### Brief
Count every line that holds the string "nerf", and report the number alone.

·····

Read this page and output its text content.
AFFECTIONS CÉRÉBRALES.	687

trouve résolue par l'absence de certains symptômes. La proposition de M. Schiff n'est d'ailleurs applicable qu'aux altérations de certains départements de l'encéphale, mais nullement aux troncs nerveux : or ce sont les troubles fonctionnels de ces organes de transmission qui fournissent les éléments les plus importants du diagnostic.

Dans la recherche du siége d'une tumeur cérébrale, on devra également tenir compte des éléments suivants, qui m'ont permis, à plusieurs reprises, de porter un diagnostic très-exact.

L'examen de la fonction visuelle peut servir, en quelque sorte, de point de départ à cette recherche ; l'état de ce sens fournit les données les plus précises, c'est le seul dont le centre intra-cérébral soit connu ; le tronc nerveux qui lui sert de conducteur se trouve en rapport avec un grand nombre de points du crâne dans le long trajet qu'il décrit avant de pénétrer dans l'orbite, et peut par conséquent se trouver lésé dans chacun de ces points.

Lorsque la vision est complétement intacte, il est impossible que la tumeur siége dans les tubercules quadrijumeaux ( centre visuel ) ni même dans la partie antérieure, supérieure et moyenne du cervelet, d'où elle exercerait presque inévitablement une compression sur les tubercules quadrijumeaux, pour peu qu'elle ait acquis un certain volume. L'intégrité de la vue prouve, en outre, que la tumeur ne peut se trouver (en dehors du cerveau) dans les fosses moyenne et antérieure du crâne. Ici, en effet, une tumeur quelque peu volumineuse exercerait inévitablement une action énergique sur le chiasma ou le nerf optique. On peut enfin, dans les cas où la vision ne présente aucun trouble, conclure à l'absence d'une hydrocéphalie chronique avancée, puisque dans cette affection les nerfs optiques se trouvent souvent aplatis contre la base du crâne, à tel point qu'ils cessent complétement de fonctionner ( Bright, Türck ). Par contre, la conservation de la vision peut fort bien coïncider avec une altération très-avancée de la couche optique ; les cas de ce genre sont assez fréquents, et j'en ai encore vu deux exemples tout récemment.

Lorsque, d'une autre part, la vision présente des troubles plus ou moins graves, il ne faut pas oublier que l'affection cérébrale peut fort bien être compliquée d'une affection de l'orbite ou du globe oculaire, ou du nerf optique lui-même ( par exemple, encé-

·····

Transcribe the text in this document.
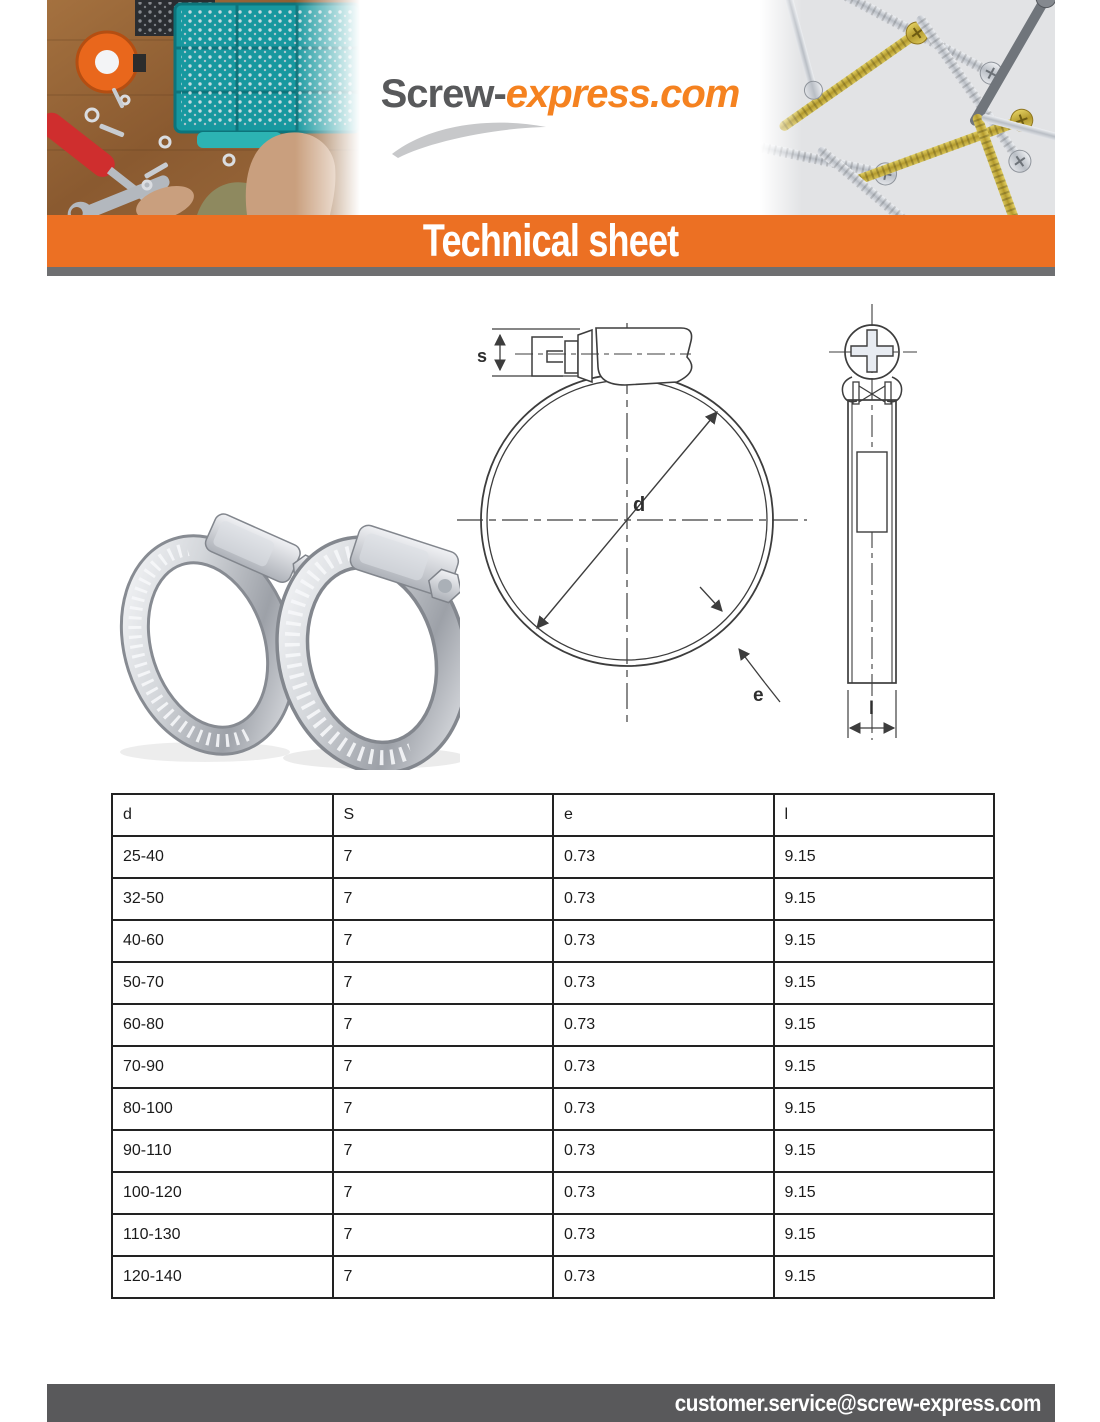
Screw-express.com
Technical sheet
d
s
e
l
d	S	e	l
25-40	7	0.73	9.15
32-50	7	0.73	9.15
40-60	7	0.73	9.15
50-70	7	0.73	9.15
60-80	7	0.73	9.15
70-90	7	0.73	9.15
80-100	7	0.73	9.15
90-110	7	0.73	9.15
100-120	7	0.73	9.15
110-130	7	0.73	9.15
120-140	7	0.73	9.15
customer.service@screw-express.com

·····

### Exercise answer
2